● EXERCISE AIM
Every entry that follows should be reproduced exactly.
[Start]
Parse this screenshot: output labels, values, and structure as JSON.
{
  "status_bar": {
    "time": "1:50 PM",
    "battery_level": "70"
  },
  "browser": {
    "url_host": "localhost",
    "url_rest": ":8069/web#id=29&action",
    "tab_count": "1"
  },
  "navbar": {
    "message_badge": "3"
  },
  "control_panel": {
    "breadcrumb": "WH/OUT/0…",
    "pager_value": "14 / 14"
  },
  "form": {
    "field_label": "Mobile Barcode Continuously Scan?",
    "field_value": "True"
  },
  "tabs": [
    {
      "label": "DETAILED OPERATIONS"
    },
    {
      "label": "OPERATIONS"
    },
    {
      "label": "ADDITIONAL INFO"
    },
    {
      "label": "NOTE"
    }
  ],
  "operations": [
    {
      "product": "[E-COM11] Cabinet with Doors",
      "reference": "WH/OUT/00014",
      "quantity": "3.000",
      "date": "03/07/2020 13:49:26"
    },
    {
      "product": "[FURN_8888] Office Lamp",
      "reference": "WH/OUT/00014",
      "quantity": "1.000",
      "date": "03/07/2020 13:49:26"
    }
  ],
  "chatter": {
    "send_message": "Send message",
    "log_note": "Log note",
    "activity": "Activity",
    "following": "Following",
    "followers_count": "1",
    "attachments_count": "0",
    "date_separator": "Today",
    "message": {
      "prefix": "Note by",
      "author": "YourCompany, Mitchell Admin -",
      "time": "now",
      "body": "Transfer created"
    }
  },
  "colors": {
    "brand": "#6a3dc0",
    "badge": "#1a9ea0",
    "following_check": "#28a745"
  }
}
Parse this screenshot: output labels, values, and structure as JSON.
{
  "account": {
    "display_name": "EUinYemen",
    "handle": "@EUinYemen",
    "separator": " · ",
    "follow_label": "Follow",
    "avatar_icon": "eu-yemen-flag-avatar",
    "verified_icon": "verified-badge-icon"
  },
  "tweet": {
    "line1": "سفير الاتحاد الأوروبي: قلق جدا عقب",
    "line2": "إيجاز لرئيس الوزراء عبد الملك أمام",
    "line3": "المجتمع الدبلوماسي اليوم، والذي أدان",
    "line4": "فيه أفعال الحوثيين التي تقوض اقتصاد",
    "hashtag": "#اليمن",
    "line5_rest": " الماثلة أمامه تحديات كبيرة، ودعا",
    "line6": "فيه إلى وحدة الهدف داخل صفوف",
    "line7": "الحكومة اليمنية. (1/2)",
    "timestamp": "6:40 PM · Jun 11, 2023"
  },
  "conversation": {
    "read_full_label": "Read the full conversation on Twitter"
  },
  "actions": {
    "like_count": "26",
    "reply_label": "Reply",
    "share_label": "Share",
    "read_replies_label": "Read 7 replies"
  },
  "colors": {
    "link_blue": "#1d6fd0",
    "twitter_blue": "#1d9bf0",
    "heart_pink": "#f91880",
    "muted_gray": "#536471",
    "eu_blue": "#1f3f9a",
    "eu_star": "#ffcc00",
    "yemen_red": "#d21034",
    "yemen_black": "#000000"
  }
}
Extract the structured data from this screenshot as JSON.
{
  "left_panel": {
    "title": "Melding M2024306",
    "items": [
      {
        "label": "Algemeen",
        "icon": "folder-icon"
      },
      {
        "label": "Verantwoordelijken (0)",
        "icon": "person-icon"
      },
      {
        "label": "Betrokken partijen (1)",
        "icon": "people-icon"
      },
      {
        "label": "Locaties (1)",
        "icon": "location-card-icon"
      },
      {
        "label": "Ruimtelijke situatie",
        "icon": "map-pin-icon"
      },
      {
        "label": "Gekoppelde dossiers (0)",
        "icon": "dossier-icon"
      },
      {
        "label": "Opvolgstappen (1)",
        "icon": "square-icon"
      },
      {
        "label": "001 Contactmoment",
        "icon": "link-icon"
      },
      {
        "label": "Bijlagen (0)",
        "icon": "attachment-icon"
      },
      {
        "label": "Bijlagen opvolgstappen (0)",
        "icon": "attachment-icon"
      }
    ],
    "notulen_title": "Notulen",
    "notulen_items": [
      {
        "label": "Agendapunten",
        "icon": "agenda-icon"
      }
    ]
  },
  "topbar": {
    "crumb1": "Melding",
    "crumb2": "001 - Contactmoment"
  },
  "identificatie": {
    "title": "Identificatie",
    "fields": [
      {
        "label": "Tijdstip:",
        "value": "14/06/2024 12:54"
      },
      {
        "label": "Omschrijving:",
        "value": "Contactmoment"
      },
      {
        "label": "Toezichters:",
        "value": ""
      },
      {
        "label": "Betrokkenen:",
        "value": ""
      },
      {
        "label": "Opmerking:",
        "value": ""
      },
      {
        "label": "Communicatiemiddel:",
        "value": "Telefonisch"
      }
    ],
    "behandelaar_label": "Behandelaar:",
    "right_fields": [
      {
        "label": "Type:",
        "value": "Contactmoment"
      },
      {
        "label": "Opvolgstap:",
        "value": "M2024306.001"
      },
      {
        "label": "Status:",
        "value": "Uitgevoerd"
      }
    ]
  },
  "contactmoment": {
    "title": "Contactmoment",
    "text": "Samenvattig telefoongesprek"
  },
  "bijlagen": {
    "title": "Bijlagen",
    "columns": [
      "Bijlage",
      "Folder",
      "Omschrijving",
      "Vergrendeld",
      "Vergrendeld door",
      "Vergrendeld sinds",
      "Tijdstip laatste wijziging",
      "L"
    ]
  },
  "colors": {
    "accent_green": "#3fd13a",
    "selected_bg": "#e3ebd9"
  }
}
[End]
● REPLY
Parse this screenshot: output labels, values, and structure as JSON.
{
  "status_bar": {
    "time": "1:50 PM",
    "battery_level": "70"
  },
  "browser": {
    "url_host": "localhost",
    "url_rest": ":8069/web#id=29&action",
    "tab_count": "1"
  },
  "navbar": {
    "message_badge": "3"
  },
  "control_panel": {
    "breadcrumb": "WH/OUT/0…",
    "pager_value": "14 / 14"
  },
  "form": {
    "field_label": "Mobile Barcode Continuously Scan?",
    "field_value": "True"
  },
  "tabs": [
    {
      "label": "DETAILED OPERATIONS"
    },
    {
      "label": "OPERATIONS"
    },
    {
      "label": "ADDITIONAL INFO"
    },
    {
      "label": "NOTE"
    }
  ],
  "operations": [
    {
      "product": "[E-COM11] Cabinet with Doors",
      "reference": "WH/OUT/00014",
      "quantity": "3.000",
      "date": "03/07/2020 13:49:26"
    },
    {
      "product": "[FURN_8888] Office Lamp",
      "reference": "WH/OUT/00014",
      "quantity": "1.000",
      "date": "03/07/2020 13:49:26"
    }
  ],
  "chatter": {
    "send_message": "Send message",
    "log_note": "Log note",
    "activity": "Activity",
    "following": "Following",
    "followers_count": "1",
    "attachments_count": "0",
    "date_separator": "Today",
    "message": {
      "prefix": "Note by",
      "author": "YourCompany, Mitchell Admin -",
      "time": "now",
      "body": "Transfer created"
    }
  },
  "colors": {
    "brand": "#6a3dc0",
    "badge": "#1a9ea0",
    "following_check": "#28a745"
  }
}
Parse this screenshot: output labels, values, and structure as JSON.
{
  "account": {
    "display_name": "EUinYemen",
    "handle": "@EUinYemen",
    "separator": " · ",
    "follow_label": "Follow",
    "avatar_icon": "eu-yemen-flag-avatar",
    "verified_icon": "verified-badge-icon"
  },
  "tweet": {
    "line1": "سفير الاتحاد الأوروبي: قلق جدا عقب",
    "line2": "إيجاز لرئيس الوزراء عبد الملك أمام",
    "line3": "المجتمع الدبلوماسي اليوم، والذي أدان",
    "line4": "فيه أفعال الحوثيين التي تقوض اقتصاد",
    "hashtag": "#اليمن",
    "line5_rest": " الماثلة أمامه تحديات كبيرة، ودعا",
    "line6": "فيه إلى وحدة الهدف داخل صفوف",
    "line7": "الحكومة اليمنية. (1/2)",
    "timestamp": "6:40 PM · Jun 11, 2023"
  },
  "conversation": {
    "read_full_label": "Read the full conversation on Twitter"
  },
  "actions": {
    "like_count": "26",
    "reply_label": "Reply",
    "share_label": "Share",
    "read_replies_label": "Read 7 replies"
  },
  "colors": {
    "link_blue": "#1d6fd0",
    "twitter_blue": "#1d9bf0",
    "heart_pink": "#f91880",
    "muted_gray": "#536471",
    "eu_blue": "#1f3f9a",
    "eu_star": "#ffcc00",
    "yemen_red": "#d21034",
    "yemen_black": "#000000"
  }
}
Extract the structured data from this screenshot as JSON.
{
  "left_panel": {
    "title": "Melding M2024306",
    "items": [
      {
        "label": "Algemeen",
        "icon": "folder-icon"
      },
      {
        "label": "Verantwoordelijken (0)",
        "icon": "person-icon"
      },
      {
        "label": "Betrokken partijen (1)",
        "icon": "people-icon"
      },
      {
        "label": "Locaties (1)",
        "icon": "location-card-icon"
      },
      {
        "label": "Ruimtelijke situatie",
        "icon": "map-pin-icon"
      },
      {
        "label": "Gekoppelde dossiers (0)",
        "icon": "dossier-icon"
      },
      {
        "label": "Opvolgstappen (1)",
        "icon": "square-icon"
      },
      {
        "label": "001 Contactmoment",
        "icon": "link-icon"
      },
      {
        "label": "Bijlagen (0)",
        "icon": "attachment-icon"
      },
      {
        "label": "Bijlagen opvolgstappen (0)",
        "icon": "attachment-icon"
      }
    ],
    "notulen_title": "Notulen",
    "notulen_items": [
      {
        "label": "Agendapunten",
        "icon": "agenda-icon"
      }
    ]
  },
  "topbar": {
    "crumb1": "Melding",
    "crumb2": "001 - Contactmoment"
  },
  "identificatie": {
    "title": "Identificatie",
    "fields": [
      {
        "label": "Tijdstip:",
        "value": "14/06/2024 12:54"
      },
      {
        "label": "Omschrijving:",
        "value": "Contactmoment"
      },
      {
        "label": "Toezichters:",
        "value": ""
      },
      {
        "label": "Betrokkenen:",
        "value": ""
      },
      {
        "label": "Opmerking:",
        "value": ""
      },
      {
        "label": "Communicatiemiddel:",
        "value": "Telefonisch"
      }
    ],
    "behandelaar_label": "Behandelaar:",
    "right_fields": [
      {
        "label": "Type:",
        "value": "Contactmoment"
      },
      {
        "label": "Opvolgstap:",
        "value": "M2024306.001"
      },
      {
        "label": "Status:",
        "value": "Uitgevoerd"
      }
    ]
  },
  "contactmoment": {
    "title": "Contactmoment",
    "text": "Samenvattig telefoongesprek"
  },
  "bijlagen": {
    "title": "Bijlagen",
    "columns": [
      "Bijlage",
      "Folder",
      "Omschrijving",
      "Vergrendeld",
      "Vergrendeld door",
      "Vergrendeld sinds",
      "Tijdstip laatste wijziging",
      "L"
    ]
  },
  "colors": {
    "accent_green": "#3fd13a",
    "selected_bg": "#e3ebd9"
  }
}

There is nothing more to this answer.